-- Input data start --

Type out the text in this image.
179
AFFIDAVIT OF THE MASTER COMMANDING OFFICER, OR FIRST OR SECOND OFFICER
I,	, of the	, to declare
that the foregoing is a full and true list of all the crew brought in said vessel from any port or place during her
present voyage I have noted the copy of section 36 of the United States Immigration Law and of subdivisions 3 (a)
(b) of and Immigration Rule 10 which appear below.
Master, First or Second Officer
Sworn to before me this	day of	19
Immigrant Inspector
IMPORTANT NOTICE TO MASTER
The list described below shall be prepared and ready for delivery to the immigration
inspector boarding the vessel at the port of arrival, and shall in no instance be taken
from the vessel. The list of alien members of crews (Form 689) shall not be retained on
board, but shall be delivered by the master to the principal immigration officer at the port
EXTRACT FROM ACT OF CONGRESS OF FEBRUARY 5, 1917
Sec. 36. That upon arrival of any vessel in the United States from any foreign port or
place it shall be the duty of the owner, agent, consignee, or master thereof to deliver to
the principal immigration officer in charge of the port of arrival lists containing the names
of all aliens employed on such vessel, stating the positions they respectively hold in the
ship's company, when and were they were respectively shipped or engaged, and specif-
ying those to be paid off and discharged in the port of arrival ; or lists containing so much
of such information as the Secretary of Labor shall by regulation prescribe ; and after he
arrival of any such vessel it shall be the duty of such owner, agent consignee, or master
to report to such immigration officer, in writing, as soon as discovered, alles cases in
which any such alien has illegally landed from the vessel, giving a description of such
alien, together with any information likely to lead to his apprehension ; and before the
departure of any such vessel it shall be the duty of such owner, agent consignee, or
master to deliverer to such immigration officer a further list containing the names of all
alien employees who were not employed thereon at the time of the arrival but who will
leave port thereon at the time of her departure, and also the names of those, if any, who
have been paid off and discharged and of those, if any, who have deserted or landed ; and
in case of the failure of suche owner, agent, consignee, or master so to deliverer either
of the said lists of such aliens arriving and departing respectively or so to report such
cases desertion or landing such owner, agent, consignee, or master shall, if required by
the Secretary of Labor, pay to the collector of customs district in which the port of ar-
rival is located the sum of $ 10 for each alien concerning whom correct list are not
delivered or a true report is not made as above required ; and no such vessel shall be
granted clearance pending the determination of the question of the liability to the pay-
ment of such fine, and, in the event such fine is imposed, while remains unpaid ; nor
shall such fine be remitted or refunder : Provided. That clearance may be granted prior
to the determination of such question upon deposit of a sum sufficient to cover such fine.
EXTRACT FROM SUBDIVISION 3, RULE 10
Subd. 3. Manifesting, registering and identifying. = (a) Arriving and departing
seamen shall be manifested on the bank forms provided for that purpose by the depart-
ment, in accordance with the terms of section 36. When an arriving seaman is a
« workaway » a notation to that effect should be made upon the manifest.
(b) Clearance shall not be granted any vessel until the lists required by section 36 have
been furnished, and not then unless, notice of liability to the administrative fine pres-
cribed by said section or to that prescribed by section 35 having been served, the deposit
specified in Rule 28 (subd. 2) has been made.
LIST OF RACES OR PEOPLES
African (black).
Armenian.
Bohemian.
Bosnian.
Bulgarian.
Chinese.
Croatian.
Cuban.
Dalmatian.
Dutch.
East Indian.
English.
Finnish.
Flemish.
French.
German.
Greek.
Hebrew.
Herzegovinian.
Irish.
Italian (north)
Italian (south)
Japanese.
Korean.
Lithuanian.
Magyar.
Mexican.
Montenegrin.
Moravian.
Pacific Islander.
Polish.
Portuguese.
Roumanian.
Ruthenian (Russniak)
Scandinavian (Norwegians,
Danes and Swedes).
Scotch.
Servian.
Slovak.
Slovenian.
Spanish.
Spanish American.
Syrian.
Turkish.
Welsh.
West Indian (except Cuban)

-- Input data end --

* [Task directions] Please repeat the listing above in full and exactly.

* [Result for this task]
Type out the text in this image.
179
AFFIDAVIT OF THE MASTER COMMANDING OFFICER, OR FIRST OR SECOND OFFICER
I,	, of the	, to declare
that the foregoing is a full and true list of all the crew brought in said vessel from any port or place during her
present voyage I have noted the copy of section 36 of the United States Immigration Law and of subdivisions 3 (a)
(b) of and Immigration Rule 10 which appear below.
Master, First or Second Officer
Sworn to before me this	day of	19
Immigrant Inspector
IMPORTANT NOTICE TO MASTER
The list described below shall be prepared and ready for delivery to the immigration
inspector boarding the vessel at the port of arrival, and shall in no instance be taken
from the vessel. The list of alien members of crews (Form 689) shall not be retained on
board, but shall be delivered by the master to the principal immigration officer at the port
EXTRACT FROM ACT OF CONGRESS OF FEBRUARY 5, 1917
Sec. 36. That upon arrival of any vessel in the United States from any foreign port or
place it shall be the duty of the owner, agent, consignee, or master thereof to deliver to
the principal immigration officer in charge of the port of arrival lists containing the names
of all aliens employed on such vessel, stating the positions they respectively hold in the
ship's company, when and were they were respectively shipped or engaged, and specif-
ying those to be paid off and discharged in the port of arrival ; or lists containing so much
of such information as the Secretary of Labor shall by regulation prescribe ; and after he
arrival of any such vessel it shall be the duty of such owner, agent consignee, or master
to report to such immigration officer, in writing, as soon as discovered, alles cases in
which any such alien has illegally landed from the vessel, giving a description of such
alien, together with any information likely to lead to his apprehension ; and before the
departure of any such vessel it shall be the duty of such owner, agent consignee, or
master to deliverer to such immigration officer a further list containing the names of all
alien employees who were not employed thereon at the time of the arrival but who will
leave port thereon at the time of her departure, and also the names of those, if any, who
have been paid off and discharged and of those, if any, who have deserted or landed ; and
in case of the failure of suche owner, agent, consignee, or master so to deliverer either
of the said lists of such aliens arriving and departing respectively or so to report such
cases desertion or landing such owner, agent, consignee, or master shall, if required by
the Secretary of Labor, pay to the collector of customs district in which the port of ar-
rival is located the sum of $ 10 for each alien concerning whom correct list are not
delivered or a true report is not made as above required ; and no such vessel shall be
granted clearance pending the determination of the question of the liability to the pay-
ment of such fine, and, in the event such fine is imposed, while remains unpaid ; nor
shall such fine be remitted or refunder : Provided. That clearance may be granted prior
to the determination of such question upon deposit of a sum sufficient to cover such fine.
EXTRACT FROM SUBDIVISION 3, RULE 10
Subd. 3. Manifesting, registering and identifying. = (a) Arriving and departing
seamen shall be manifested on the bank forms provided for that purpose by the depart-
ment, in accordance with the terms of section 36. When an arriving seaman is a
« workaway » a notation to that effect should be made upon the manifest.
(b) Clearance shall not be granted any vessel until the lists required by section 36 have
been furnished, and not then unless, notice of liability to the administrative fine pres-
cribed by said section or to that prescribed by section 35 having been served, the deposit
specified in Rule 28 (subd. 2) has been made.
LIST OF RACES OR PEOPLES
African (black).
Armenian.
Bohemian.
Bosnian.
Bulgarian.
Chinese.
Croatian.
Cuban.
Dalmatian.
Dutch.
East Indian.
English.
Finnish.
Flemish.
French.
German.
Greek.
Hebrew.
Herzegovinian.
Irish.
Italian (north)
Italian (south)
Japanese.
Korean.
Lithuanian.
Magyar.
Mexican.
Montenegrin.
Moravian.
Pacific Islander.
Polish.
Portuguese.
Roumanian.
Ruthenian (Russniak)
Scandinavian (Norwegians,
Danes and Swedes).
Scotch.
Servian.
Slovak.
Slovenian.
Spanish.
Spanish American.
Syrian.
Turkish.
Welsh.
West Indian (except Cuban)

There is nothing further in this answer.